Reproduce the items from the very first line through the line containing "197, 188, 216]", inclusive, without any changes.
*-*-*
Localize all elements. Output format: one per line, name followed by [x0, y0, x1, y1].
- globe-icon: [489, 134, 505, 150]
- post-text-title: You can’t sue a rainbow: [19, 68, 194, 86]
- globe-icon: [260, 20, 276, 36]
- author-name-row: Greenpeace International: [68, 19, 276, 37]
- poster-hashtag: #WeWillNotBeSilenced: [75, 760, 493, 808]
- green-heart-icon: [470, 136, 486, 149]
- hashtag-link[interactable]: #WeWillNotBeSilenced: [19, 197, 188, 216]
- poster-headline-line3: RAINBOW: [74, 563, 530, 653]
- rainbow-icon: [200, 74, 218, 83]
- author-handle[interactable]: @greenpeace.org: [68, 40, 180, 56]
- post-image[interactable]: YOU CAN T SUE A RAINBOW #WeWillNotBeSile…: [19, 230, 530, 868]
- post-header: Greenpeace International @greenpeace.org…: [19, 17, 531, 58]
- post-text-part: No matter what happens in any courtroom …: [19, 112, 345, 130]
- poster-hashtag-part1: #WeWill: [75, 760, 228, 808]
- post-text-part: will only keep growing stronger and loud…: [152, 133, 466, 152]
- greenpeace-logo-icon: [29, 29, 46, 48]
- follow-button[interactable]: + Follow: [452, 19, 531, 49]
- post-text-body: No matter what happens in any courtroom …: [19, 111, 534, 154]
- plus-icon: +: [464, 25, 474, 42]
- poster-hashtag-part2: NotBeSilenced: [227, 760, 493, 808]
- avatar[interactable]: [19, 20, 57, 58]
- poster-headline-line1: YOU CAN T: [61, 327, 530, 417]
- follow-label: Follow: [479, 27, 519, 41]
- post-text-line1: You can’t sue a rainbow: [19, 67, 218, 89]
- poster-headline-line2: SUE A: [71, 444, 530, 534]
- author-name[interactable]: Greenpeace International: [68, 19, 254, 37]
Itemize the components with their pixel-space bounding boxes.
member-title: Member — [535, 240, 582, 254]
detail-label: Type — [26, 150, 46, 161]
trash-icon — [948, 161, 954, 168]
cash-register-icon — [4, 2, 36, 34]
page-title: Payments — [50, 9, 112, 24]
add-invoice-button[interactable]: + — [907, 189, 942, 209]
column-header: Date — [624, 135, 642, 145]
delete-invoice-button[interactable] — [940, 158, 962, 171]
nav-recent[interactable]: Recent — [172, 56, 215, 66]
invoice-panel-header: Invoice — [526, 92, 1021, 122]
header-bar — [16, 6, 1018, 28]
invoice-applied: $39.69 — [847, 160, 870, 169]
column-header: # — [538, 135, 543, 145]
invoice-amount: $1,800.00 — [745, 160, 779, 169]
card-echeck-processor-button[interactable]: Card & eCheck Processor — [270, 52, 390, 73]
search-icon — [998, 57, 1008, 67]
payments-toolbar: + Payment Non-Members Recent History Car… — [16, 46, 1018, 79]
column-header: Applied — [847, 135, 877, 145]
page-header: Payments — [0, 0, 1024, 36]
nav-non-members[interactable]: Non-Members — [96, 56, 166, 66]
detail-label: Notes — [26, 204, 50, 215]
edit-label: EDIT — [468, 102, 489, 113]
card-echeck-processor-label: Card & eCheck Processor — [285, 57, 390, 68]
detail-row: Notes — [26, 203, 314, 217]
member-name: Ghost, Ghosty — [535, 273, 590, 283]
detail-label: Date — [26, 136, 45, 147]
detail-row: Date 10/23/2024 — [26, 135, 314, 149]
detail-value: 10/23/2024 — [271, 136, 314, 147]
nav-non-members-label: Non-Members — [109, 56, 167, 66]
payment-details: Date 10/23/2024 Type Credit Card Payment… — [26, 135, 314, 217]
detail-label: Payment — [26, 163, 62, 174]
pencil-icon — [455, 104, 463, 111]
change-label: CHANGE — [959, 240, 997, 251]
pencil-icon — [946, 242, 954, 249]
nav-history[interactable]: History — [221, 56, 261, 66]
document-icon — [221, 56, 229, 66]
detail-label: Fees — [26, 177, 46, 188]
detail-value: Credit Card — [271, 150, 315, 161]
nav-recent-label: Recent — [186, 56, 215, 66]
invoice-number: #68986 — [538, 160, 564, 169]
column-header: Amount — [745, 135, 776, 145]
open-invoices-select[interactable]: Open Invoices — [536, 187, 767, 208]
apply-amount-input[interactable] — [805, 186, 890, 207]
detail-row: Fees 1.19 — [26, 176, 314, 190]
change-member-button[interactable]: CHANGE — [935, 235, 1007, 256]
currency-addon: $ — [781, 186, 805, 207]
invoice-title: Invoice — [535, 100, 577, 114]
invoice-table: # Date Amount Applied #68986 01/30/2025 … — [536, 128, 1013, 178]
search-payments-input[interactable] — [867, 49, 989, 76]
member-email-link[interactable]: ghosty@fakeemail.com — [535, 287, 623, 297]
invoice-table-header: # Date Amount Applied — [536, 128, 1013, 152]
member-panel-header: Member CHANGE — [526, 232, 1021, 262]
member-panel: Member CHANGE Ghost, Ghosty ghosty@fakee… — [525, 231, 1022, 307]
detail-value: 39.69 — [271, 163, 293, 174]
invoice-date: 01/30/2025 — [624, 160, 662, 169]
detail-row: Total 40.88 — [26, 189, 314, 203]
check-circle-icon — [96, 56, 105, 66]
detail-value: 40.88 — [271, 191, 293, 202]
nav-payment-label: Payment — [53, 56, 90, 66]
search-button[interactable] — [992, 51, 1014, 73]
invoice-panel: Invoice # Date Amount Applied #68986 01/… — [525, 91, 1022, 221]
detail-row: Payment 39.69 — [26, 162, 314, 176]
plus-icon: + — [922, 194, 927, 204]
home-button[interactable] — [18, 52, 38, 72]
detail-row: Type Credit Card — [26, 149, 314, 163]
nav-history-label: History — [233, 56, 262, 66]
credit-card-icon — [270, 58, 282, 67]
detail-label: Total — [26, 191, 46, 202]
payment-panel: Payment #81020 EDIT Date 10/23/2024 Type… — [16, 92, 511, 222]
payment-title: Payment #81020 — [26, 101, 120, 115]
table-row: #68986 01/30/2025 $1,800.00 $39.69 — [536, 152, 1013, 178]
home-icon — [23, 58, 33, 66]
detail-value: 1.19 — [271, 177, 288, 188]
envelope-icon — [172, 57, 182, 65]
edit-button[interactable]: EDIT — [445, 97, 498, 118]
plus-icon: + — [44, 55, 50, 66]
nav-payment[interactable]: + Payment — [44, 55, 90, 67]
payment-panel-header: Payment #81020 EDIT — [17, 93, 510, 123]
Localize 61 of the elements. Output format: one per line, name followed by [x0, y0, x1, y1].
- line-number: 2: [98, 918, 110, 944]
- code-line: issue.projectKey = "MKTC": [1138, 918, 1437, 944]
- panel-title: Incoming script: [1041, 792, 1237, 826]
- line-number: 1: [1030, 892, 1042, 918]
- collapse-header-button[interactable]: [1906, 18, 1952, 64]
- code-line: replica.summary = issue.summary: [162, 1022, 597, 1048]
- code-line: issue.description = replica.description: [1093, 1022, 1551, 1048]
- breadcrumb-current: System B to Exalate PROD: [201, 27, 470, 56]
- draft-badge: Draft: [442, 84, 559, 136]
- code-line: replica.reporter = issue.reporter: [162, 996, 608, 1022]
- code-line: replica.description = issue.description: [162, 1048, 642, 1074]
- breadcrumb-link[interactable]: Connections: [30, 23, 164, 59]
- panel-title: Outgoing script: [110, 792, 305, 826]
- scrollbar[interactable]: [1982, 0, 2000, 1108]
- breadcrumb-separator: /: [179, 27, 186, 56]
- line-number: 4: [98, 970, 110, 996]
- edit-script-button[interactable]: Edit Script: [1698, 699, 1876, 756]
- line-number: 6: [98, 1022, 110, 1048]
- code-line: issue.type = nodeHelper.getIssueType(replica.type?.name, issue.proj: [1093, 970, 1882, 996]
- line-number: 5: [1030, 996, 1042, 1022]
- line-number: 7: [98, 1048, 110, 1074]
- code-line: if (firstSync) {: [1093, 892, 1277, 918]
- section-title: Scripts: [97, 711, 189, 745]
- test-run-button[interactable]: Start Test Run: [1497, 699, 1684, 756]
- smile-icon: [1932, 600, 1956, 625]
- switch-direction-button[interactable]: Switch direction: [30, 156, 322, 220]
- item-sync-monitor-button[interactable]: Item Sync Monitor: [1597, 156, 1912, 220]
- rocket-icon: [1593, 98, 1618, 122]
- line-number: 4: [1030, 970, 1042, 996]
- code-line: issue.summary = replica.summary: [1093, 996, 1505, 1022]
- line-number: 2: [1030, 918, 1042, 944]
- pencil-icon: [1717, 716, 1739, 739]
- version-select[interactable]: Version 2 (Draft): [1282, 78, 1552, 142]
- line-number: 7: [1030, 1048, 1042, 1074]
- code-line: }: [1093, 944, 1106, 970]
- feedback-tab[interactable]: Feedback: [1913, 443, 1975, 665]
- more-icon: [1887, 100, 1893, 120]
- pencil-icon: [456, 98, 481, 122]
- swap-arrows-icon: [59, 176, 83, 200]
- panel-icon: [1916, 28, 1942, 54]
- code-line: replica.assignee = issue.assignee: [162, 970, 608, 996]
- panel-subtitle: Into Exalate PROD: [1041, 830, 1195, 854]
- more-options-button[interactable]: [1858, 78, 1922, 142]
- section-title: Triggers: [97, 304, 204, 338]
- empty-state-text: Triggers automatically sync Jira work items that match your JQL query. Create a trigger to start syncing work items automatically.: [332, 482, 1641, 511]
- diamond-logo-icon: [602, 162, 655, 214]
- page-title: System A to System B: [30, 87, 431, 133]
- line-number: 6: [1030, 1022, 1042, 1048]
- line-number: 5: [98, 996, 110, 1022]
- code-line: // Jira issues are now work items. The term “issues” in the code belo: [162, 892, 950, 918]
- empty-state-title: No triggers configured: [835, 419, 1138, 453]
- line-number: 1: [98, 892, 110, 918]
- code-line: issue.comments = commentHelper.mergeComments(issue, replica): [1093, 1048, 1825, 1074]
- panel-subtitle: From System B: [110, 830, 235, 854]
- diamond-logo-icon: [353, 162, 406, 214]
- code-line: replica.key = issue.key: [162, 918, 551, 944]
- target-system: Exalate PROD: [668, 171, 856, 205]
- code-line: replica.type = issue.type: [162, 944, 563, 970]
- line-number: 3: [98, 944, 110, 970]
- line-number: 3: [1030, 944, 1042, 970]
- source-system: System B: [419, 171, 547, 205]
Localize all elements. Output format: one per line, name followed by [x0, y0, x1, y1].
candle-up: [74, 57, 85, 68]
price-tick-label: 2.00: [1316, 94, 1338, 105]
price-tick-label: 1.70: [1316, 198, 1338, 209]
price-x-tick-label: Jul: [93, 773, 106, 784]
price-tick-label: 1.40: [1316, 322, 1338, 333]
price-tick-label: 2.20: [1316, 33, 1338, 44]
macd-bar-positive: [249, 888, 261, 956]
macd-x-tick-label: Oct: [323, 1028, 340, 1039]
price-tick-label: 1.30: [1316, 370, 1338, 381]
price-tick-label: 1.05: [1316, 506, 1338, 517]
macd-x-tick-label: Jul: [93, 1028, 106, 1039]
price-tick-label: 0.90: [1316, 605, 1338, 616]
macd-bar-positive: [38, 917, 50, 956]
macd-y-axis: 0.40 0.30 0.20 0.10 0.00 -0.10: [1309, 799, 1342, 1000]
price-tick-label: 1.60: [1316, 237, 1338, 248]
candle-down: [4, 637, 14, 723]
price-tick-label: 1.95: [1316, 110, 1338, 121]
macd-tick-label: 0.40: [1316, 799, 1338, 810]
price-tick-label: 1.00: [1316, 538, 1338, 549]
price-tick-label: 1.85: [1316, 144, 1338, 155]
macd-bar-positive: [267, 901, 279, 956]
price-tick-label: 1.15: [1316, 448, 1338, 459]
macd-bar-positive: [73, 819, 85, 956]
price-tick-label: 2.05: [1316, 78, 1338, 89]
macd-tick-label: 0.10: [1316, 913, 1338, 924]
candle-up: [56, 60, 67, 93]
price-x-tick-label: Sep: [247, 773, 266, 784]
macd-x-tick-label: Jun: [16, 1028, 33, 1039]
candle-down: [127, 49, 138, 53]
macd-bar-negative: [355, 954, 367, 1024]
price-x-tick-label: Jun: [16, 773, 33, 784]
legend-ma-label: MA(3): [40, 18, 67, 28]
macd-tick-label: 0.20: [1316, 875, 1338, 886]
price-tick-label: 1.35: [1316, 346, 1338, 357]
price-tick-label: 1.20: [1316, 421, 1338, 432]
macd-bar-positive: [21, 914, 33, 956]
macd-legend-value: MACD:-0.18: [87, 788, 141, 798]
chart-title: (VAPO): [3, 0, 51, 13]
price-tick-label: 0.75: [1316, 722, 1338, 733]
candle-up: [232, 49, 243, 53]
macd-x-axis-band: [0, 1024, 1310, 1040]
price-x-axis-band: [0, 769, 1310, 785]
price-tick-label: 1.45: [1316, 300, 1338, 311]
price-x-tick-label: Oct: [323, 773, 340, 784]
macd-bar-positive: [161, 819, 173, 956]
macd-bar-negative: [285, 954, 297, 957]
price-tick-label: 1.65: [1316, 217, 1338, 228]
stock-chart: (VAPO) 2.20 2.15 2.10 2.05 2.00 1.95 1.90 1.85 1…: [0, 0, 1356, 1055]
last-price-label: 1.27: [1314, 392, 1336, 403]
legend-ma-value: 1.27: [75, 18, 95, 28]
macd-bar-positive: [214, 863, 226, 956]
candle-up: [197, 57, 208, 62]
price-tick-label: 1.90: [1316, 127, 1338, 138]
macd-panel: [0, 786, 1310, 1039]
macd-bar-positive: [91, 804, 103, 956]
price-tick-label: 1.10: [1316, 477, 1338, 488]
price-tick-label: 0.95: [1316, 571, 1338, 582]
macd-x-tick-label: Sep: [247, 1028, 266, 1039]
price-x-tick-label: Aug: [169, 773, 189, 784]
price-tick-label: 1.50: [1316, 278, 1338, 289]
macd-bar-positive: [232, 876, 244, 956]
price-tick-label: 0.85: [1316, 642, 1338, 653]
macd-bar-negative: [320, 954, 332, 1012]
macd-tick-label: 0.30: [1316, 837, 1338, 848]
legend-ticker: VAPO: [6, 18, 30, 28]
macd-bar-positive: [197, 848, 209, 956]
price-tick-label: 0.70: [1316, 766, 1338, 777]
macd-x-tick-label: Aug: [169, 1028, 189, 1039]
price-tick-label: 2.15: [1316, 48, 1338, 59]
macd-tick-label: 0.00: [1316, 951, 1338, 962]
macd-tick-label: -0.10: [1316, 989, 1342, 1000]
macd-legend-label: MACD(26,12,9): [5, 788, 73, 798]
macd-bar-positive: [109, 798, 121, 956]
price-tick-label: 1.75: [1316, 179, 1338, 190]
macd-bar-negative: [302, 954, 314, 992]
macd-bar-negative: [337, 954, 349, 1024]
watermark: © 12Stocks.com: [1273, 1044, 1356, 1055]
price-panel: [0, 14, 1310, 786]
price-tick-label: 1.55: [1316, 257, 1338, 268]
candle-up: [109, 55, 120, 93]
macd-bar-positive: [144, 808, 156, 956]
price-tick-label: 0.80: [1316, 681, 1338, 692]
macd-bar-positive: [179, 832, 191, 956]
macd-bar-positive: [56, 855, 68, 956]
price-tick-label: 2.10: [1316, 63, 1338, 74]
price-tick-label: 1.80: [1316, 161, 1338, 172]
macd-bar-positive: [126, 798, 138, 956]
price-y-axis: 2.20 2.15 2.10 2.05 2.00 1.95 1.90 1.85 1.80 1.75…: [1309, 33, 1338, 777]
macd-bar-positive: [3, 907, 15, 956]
*-*-*
### The completed task
Localize all elements. Output format: one per line, name followed by [x0, y0, x1, y1].
- globe-icon: [489, 134, 505, 150]
- post-text-title: You can’t sue a rainbow: [19, 68, 194, 86]
- globe-icon: [260, 20, 276, 36]
- author-name-row: Greenpeace International: [68, 19, 276, 37]
- poster-hashtag: #WeWillNotBeSilenced: [75, 760, 493, 808]
- green-heart-icon: [470, 136, 486, 149]
- hashtag-link[interactable]: #WeWillNotBeSilenced: [19, 197, 188, 216]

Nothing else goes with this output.